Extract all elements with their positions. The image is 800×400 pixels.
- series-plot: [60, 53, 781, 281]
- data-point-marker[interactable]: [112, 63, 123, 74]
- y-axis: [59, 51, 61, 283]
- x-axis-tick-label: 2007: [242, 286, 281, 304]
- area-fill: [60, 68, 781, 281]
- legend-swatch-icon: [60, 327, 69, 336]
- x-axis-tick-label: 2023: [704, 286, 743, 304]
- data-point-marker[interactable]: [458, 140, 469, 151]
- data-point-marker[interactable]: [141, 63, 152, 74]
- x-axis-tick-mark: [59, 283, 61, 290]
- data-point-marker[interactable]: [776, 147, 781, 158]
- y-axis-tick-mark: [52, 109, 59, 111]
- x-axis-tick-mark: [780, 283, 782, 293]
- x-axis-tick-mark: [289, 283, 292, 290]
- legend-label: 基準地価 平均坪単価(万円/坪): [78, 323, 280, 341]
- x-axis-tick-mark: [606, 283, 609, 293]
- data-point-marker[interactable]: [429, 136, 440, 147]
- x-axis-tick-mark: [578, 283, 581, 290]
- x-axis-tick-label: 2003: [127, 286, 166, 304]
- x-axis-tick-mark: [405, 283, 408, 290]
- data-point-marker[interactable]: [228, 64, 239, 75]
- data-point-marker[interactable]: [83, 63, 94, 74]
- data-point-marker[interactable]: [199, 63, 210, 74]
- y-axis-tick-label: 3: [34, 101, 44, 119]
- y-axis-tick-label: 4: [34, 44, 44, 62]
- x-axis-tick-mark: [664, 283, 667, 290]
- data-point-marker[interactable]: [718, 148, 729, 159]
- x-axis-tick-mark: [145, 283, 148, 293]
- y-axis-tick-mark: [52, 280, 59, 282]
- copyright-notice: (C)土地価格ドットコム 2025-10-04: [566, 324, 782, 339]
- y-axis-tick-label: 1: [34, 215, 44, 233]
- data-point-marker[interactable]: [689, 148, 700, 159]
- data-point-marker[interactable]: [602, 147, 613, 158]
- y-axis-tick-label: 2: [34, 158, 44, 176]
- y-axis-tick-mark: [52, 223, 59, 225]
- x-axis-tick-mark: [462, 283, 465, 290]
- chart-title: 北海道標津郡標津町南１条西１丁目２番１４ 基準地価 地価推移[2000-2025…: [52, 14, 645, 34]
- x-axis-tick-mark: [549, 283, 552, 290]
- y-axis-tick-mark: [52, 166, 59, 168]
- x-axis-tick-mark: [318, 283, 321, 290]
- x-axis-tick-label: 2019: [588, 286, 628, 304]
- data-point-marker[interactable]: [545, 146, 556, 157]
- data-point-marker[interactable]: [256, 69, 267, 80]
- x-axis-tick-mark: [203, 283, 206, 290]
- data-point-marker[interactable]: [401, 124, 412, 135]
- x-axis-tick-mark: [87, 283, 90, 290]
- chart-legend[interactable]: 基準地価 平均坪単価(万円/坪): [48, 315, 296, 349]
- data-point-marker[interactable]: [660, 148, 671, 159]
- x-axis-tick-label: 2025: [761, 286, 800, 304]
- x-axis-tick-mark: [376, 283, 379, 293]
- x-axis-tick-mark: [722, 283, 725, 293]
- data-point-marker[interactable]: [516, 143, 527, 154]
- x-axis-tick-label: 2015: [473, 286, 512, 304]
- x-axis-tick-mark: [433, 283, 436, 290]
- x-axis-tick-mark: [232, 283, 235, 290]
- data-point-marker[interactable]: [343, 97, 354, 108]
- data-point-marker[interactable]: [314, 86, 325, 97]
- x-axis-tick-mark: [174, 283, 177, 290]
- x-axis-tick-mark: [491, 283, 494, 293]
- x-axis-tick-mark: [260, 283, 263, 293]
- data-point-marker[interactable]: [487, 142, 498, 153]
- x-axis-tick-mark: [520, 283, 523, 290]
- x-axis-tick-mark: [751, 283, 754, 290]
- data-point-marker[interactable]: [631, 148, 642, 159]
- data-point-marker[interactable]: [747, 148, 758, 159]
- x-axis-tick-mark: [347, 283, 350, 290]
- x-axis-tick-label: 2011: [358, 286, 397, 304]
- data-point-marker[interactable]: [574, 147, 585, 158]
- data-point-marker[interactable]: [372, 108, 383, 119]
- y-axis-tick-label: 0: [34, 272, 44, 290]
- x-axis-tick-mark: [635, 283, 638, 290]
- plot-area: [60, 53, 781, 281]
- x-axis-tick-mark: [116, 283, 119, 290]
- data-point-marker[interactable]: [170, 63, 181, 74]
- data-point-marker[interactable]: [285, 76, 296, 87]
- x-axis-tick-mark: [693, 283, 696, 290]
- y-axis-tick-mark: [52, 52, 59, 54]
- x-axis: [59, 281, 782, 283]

=== Do this ===
Reproduce every entry above line for line, with no character changed and the order kept the same.

=== Solution below ===
Extract all elements with their positions. The image is 800×400 pixels.
- series-plot: [60, 53, 781, 281]
- data-point-marker[interactable]: [112, 63, 123, 74]
- y-axis: [59, 51, 61, 283]
- x-axis-tick-label: 2007: [242, 286, 281, 304]
- area-fill: [60, 68, 781, 281]
- legend-swatch-icon: [60, 327, 69, 336]
- x-axis-tick-label: 2023: [704, 286, 743, 304]
- data-point-marker[interactable]: [458, 140, 469, 151]
- data-point-marker[interactable]: [141, 63, 152, 74]
- x-axis-tick-mark: [59, 283, 61, 290]
- data-point-marker[interactable]: [776, 147, 781, 158]
- y-axis-tick-mark: [52, 109, 59, 111]
- x-axis-tick-mark: [780, 283, 782, 293]
- x-axis-tick-mark: [289, 283, 292, 290]
- legend-label: 基準地価 平均坪単価(万円/坪): [78, 323, 280, 341]
- x-axis-tick-mark: [606, 283, 609, 293]
- data-point-marker[interactable]: [429, 136, 440, 147]
- x-axis-tick-mark: [578, 283, 581, 290]
- x-axis-tick-label: 2003: [127, 286, 166, 304]
- x-axis-tick-mark: [405, 283, 408, 290]
- data-point-marker[interactable]: [228, 64, 239, 75]
- data-point-marker[interactable]: [83, 63, 94, 74]
- data-point-marker[interactable]: [199, 63, 210, 74]
- y-axis-tick-label: 3: [34, 101, 44, 119]
- y-axis-tick-label: 4: [34, 44, 44, 62]
- x-axis-tick-mark: [664, 283, 667, 290]
- data-point-marker[interactable]: [718, 148, 729, 159]
- x-axis-tick-mark: [145, 283, 148, 293]
- y-axis-tick-mark: [52, 280, 59, 282]
- copyright-notice: (C)土地価格ドットコム 2025-10-04: [566, 324, 782, 339]
- y-axis-tick-label: 1: [34, 215, 44, 233]
- data-point-marker[interactable]: [689, 148, 700, 159]
- data-point-marker[interactable]: [602, 147, 613, 158]
- y-axis-tick-label: 2: [34, 158, 44, 176]
- y-axis-tick-mark: [52, 223, 59, 225]
- x-axis-tick-mark: [462, 283, 465, 290]
- chart-title: 北海道標津郡標津町南１条西１丁目２番１４ 基準地価 地価推移[2000-2025…: [52, 14, 645, 34]
- x-axis-tick-mark: [549, 283, 552, 290]
- y-axis-tick-mark: [52, 166, 59, 168]
- x-axis-tick-mark: [318, 283, 321, 290]
- x-axis-tick-label: 2019: [588, 286, 628, 304]
- data-point-marker[interactable]: [545, 146, 556, 157]
- data-point-marker[interactable]: [256, 69, 267, 80]
- x-axis-tick-mark: [203, 283, 206, 290]
- data-point-marker[interactable]: [401, 124, 412, 135]
- x-axis-tick-mark: [87, 283, 90, 290]
- chart-legend[interactable]: 基準地価 平均坪単価(万円/坪): [48, 315, 296, 349]
- data-point-marker[interactable]: [660, 148, 671, 159]
- x-axis-tick-label: 2025: [761, 286, 800, 304]
- x-axis-tick-mark: [376, 283, 379, 293]
- x-axis-tick-mark: [722, 283, 725, 293]
- data-point-marker[interactable]: [516, 143, 527, 154]
- x-axis-tick-label: 2015: [473, 286, 512, 304]
- x-axis-tick-mark: [433, 283, 436, 290]
- x-axis-tick-mark: [232, 283, 235, 290]
- data-point-marker[interactable]: [343, 97, 354, 108]
- data-point-marker[interactable]: [314, 86, 325, 97]
- x-axis-tick-mark: [174, 283, 177, 290]
- x-axis-tick-mark: [491, 283, 494, 293]
- x-axis-tick-mark: [260, 283, 263, 293]
- data-point-marker[interactable]: [487, 142, 498, 153]
- x-axis-tick-mark: [520, 283, 523, 290]
- x-axis-tick-mark: [751, 283, 754, 290]
- data-point-marker[interactable]: [631, 148, 642, 159]
- data-point-marker[interactable]: [747, 148, 758, 159]
- x-axis-tick-mark: [347, 283, 350, 290]
- x-axis-tick-label: 2011: [358, 286, 397, 304]
- data-point-marker[interactable]: [574, 147, 585, 158]
- data-point-marker[interactable]: [372, 108, 383, 119]
- y-axis-tick-label: 0: [34, 272, 44, 290]
- x-axis-tick-mark: [635, 283, 638, 290]
- plot-area: [60, 53, 781, 281]
- x-axis-tick-mark: [116, 283, 119, 290]
- data-point-marker[interactable]: [170, 63, 181, 74]
- data-point-marker[interactable]: [285, 76, 296, 87]
- x-axis-tick-mark: [693, 283, 696, 290]
- y-axis-tick-mark: [52, 52, 59, 54]
- x-axis: [59, 281, 782, 283]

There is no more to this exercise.